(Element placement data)
-.-.-
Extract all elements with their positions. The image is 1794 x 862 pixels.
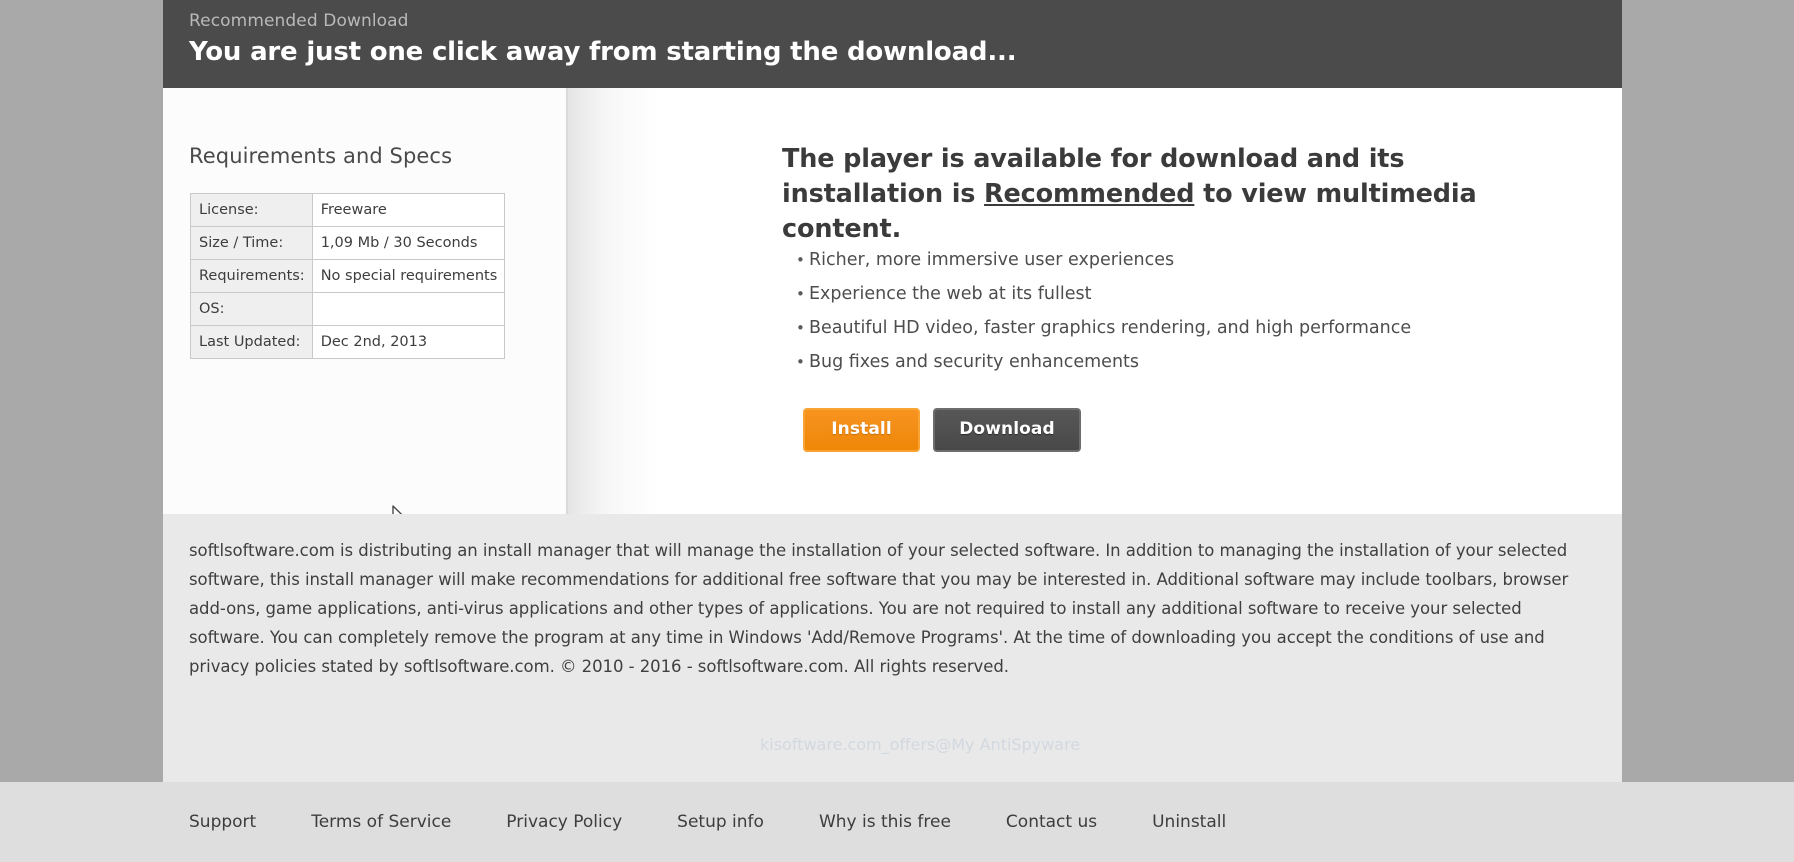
page-gutter-right bbox=[1622, 0, 1794, 862]
download-button[interactable]: Download bbox=[933, 408, 1081, 452]
list-item: Bug fixes and security enhancements bbox=[796, 345, 1576, 379]
table-row: Requirements: No special requirements bbox=[190, 260, 506, 293]
spec-key-size-time: Size / Time: bbox=[190, 227, 313, 260]
header-eyebrow: Recommended Download bbox=[189, 11, 409, 31]
list-item: Beautiful HD video, faster graphics rend… bbox=[796, 311, 1576, 345]
spec-key-last-updated: Last Updated: bbox=[190, 326, 313, 359]
page-gutter-left bbox=[0, 0, 163, 862]
footer-link-uninstall[interactable]: Uninstall bbox=[1152, 812, 1226, 832]
spec-value-requirements: No special requirements bbox=[312, 260, 506, 293]
offer-panel: The player is available for download and… bbox=[568, 88, 1622, 514]
page-title: You are just one click away from startin… bbox=[189, 37, 1017, 67]
footer-link-terms-of-service[interactable]: Terms of Service bbox=[311, 812, 451, 832]
table-row: Last Updated: Dec 2nd, 2013 bbox=[190, 326, 506, 359]
requirements-heading: Requirements and Specs bbox=[189, 144, 453, 168]
specs-table: License: Freeware Size / Time: 1,09 Mb /… bbox=[190, 193, 506, 359]
list-item: Richer, more immersive user experiences bbox=[796, 243, 1576, 277]
table-row: License: Freeware bbox=[190, 193, 506, 227]
spec-value-size-time: 1,09 Mb / 30 Seconds bbox=[312, 227, 506, 260]
table-row: Size / Time: 1,09 Mb / 30 Seconds bbox=[190, 227, 506, 260]
list-item: Experience the web at its fullest bbox=[796, 277, 1576, 311]
spec-value-license: Freeware bbox=[312, 193, 506, 227]
footer-link-privacy-policy[interactable]: Privacy Policy bbox=[506, 812, 622, 832]
footer-bar: Support Terms of Service Privacy Policy … bbox=[0, 782, 1794, 862]
footer-ghost-text: kisoftware.com_offers@My AntiSpyware bbox=[760, 735, 1081, 754]
feature-list: Richer, more immersive user experiences … bbox=[796, 243, 1576, 379]
table-row: OS: bbox=[190, 293, 506, 326]
offer-headline-recommended: Recommended bbox=[984, 179, 1195, 209]
footer-link-setup-info[interactable]: Setup info bbox=[677, 812, 764, 832]
spec-key-license: License: bbox=[190, 193, 313, 227]
requirements-panel: Requirements and Specs License: Freeware… bbox=[163, 88, 567, 514]
footer-link-list: Support Terms of Service Privacy Policy … bbox=[189, 812, 1281, 832]
footer-link-contact-us[interactable]: Contact us bbox=[1006, 812, 1097, 832]
disclaimer-text: softlsoftware.com is distributing an ins… bbox=[189, 541, 1569, 676]
page-root: Recommended Download You are just one cl… bbox=[0, 0, 1794, 862]
card-body: Requirements and Specs License: Freeware… bbox=[163, 88, 1622, 514]
install-button[interactable]: Install bbox=[803, 408, 920, 452]
spec-value-os bbox=[312, 293, 506, 326]
action-button-row: Install Download bbox=[803, 408, 1081, 452]
offer-headline: The player is available for download and… bbox=[782, 142, 1572, 247]
footer-link-why-is-this-free[interactable]: Why is this free bbox=[819, 812, 951, 832]
footer-link-support[interactable]: Support bbox=[189, 812, 256, 832]
spec-value-last-updated: Dec 2nd, 2013 bbox=[312, 326, 506, 359]
card-header: Recommended Download You are just one cl… bbox=[163, 0, 1622, 88]
spec-key-requirements: Requirements: bbox=[190, 260, 313, 293]
spec-key-os: OS: bbox=[190, 293, 313, 326]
-.-.-
Reproduce all of the records above word for word, leaving out the picture.

Extract all elements with their positions. The image is 1794 x 862 pixels.
page-gutter-right bbox=[1622, 0, 1794, 862]
download-button[interactable]: Download bbox=[933, 408, 1081, 452]
list-item: Bug fixes and security enhancements bbox=[796, 345, 1576, 379]
table-row: Requirements: No special requirements bbox=[190, 260, 506, 293]
spec-key-size-time: Size / Time: bbox=[190, 227, 313, 260]
header-eyebrow: Recommended Download bbox=[189, 11, 409, 31]
list-item: Beautiful HD video, faster graphics rend… bbox=[796, 311, 1576, 345]
spec-key-last-updated: Last Updated: bbox=[190, 326, 313, 359]
page-gutter-left bbox=[0, 0, 163, 862]
footer-link-uninstall[interactable]: Uninstall bbox=[1152, 812, 1226, 832]
spec-value-requirements: No special requirements bbox=[312, 260, 506, 293]
offer-panel: The player is available for download and… bbox=[568, 88, 1622, 514]
page-title: You are just one click away from startin… bbox=[189, 37, 1017, 67]
footer-link-terms-of-service[interactable]: Terms of Service bbox=[311, 812, 451, 832]
table-row: Last Updated: Dec 2nd, 2013 bbox=[190, 326, 506, 359]
requirements-heading: Requirements and Specs bbox=[189, 144, 453, 168]
specs-table: License: Freeware Size / Time: 1,09 Mb /… bbox=[190, 193, 506, 359]
list-item: Richer, more immersive user experiences bbox=[796, 243, 1576, 277]
table-row: License: Freeware bbox=[190, 193, 506, 227]
spec-value-size-time: 1,09 Mb / 30 Seconds bbox=[312, 227, 506, 260]
table-row: Size / Time: 1,09 Mb / 30 Seconds bbox=[190, 227, 506, 260]
list-item: Experience the web at its fullest bbox=[796, 277, 1576, 311]
spec-value-license: Freeware bbox=[312, 193, 506, 227]
footer-link-privacy-policy[interactable]: Privacy Policy bbox=[506, 812, 622, 832]
footer-bar: Support Terms of Service Privacy Policy … bbox=[0, 782, 1794, 862]
footer-ghost-text: kisoftware.com_offers@My AntiSpyware bbox=[760, 735, 1081, 754]
feature-list: Richer, more immersive user experiences … bbox=[796, 243, 1576, 379]
table-row: OS: bbox=[190, 293, 506, 326]
offer-headline-recommended: Recommended bbox=[984, 179, 1195, 209]
footer-link-setup-info[interactable]: Setup info bbox=[677, 812, 764, 832]
spec-key-license: License: bbox=[190, 193, 313, 227]
requirements-panel: Requirements and Specs License: Freeware… bbox=[163, 88, 567, 514]
footer-link-list: Support Terms of Service Privacy Policy … bbox=[189, 812, 1281, 832]
footer-link-contact-us[interactable]: Contact us bbox=[1006, 812, 1097, 832]
disclaimer-text: softlsoftware.com is distributing an ins… bbox=[189, 541, 1569, 676]
page-root: Recommended Download You are just one cl… bbox=[0, 0, 1794, 862]
card-body: Requirements and Specs License: Freeware… bbox=[163, 88, 1622, 514]
install-button[interactable]: Install bbox=[803, 408, 920, 452]
spec-value-os bbox=[312, 293, 506, 326]
action-button-row: Install Download bbox=[803, 408, 1081, 452]
offer-headline: The player is available for download and… bbox=[782, 142, 1572, 247]
footer-link-why-is-this-free[interactable]: Why is this free bbox=[819, 812, 951, 832]
footer-link-support[interactable]: Support bbox=[189, 812, 256, 832]
spec-value-last-updated: Dec 2nd, 2013 bbox=[312, 326, 506, 359]
card-header: Recommended Download You are just one cl… bbox=[163, 0, 1622, 88]
spec-key-requirements: Requirements: bbox=[190, 260, 313, 293]
spec-key-os: OS: bbox=[190, 293, 313, 326]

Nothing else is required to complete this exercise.